→ **Stated task**
List each line in which the string "structured" appears.

→ **Exercise materials**
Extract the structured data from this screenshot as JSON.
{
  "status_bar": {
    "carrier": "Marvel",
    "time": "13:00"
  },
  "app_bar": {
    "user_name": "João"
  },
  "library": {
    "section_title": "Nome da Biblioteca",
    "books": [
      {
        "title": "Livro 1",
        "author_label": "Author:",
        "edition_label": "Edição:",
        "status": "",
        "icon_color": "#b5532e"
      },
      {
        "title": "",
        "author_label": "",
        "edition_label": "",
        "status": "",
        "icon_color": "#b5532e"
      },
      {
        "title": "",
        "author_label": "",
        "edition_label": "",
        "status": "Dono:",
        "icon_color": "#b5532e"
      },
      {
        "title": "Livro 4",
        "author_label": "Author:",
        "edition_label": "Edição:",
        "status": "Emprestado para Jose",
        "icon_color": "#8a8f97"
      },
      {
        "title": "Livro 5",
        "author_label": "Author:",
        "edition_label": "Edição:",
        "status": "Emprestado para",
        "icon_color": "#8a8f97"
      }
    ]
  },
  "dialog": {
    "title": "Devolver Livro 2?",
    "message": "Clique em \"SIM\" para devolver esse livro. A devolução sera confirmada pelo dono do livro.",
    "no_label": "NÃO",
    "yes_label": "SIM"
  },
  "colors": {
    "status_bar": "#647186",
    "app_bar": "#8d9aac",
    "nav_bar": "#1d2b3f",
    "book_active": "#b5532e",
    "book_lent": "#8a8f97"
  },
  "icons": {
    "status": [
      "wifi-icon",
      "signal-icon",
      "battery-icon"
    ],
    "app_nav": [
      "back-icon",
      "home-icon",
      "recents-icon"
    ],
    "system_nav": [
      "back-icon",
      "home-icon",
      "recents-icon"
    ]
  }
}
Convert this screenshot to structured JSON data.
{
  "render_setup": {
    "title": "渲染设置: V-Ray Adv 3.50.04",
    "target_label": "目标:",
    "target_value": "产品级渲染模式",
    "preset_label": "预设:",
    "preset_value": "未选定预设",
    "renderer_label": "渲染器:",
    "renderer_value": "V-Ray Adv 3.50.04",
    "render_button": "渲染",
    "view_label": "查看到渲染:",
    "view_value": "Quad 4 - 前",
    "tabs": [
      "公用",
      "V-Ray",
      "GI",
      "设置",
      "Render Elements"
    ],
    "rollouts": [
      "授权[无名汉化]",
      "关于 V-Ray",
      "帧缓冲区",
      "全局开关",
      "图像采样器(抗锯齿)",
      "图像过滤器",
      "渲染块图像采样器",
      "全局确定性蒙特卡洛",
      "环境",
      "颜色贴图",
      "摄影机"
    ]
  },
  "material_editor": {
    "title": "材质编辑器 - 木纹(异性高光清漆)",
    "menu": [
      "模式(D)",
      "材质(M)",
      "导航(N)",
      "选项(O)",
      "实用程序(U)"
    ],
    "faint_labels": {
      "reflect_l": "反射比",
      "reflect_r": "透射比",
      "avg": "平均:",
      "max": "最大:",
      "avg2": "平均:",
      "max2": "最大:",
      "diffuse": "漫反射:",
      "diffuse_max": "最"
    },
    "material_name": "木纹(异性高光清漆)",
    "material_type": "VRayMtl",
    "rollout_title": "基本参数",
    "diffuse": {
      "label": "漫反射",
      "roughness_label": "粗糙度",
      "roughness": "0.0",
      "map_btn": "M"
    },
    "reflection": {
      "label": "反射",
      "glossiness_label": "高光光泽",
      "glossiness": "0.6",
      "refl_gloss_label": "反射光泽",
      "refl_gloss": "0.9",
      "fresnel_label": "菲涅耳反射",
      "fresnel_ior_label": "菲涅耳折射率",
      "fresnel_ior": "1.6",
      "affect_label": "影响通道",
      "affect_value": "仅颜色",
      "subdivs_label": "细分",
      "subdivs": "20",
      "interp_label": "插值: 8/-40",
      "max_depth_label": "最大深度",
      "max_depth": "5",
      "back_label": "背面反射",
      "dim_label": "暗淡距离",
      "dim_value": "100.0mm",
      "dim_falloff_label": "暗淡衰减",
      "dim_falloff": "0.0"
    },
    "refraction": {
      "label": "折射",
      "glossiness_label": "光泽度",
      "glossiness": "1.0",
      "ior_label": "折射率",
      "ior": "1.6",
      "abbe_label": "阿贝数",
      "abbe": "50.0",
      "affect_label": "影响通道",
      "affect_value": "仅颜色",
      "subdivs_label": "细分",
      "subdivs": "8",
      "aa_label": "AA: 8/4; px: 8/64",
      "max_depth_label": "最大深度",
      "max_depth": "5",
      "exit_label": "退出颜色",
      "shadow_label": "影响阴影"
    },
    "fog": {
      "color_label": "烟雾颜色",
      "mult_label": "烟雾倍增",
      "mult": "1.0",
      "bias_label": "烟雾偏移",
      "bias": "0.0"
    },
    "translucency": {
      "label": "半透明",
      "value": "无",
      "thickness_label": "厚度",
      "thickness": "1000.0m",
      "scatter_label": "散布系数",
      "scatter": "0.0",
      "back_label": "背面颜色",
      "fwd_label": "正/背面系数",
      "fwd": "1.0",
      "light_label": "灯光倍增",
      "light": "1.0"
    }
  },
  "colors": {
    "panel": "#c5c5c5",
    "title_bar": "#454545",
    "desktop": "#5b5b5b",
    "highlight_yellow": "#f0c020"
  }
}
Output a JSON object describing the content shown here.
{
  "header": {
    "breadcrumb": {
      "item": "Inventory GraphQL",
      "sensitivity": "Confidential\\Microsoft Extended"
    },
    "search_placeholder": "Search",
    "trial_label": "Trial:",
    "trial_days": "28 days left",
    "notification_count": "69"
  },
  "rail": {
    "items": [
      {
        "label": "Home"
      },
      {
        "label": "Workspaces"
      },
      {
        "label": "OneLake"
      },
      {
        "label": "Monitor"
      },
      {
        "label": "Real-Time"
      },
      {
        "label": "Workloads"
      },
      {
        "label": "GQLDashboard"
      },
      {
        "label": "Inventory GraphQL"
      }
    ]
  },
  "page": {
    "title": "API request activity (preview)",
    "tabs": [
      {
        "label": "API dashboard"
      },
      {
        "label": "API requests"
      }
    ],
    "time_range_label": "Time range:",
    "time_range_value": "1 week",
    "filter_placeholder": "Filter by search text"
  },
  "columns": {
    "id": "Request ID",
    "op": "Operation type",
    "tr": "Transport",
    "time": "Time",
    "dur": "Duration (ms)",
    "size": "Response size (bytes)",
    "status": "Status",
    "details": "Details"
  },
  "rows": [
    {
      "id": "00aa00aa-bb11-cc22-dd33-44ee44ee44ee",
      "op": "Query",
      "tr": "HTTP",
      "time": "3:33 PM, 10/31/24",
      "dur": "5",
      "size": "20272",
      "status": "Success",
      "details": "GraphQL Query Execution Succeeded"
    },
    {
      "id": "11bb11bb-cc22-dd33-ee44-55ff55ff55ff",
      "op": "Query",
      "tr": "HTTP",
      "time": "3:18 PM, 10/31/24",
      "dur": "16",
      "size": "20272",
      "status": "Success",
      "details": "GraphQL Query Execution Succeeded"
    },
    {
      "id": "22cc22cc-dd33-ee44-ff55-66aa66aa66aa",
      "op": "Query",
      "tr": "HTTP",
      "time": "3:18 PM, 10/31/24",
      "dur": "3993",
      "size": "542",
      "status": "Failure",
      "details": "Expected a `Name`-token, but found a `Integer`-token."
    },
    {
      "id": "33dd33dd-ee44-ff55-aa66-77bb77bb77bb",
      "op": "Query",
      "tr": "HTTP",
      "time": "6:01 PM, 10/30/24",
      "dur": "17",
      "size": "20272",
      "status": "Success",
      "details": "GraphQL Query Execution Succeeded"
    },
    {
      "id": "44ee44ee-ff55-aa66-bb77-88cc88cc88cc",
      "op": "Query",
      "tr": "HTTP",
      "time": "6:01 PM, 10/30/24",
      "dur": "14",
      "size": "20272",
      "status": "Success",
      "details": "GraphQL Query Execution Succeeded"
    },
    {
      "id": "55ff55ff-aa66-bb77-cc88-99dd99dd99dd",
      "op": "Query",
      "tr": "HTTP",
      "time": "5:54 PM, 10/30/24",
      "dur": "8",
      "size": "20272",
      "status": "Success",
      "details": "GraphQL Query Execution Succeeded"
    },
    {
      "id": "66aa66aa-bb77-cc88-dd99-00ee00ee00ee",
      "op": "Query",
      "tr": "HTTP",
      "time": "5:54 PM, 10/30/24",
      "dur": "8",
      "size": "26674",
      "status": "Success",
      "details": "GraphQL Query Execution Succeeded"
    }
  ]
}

→ **Solution to the exercise**
Extract the structured data from this screenshot as JSON.
Convert this screenshot to structured JSON data.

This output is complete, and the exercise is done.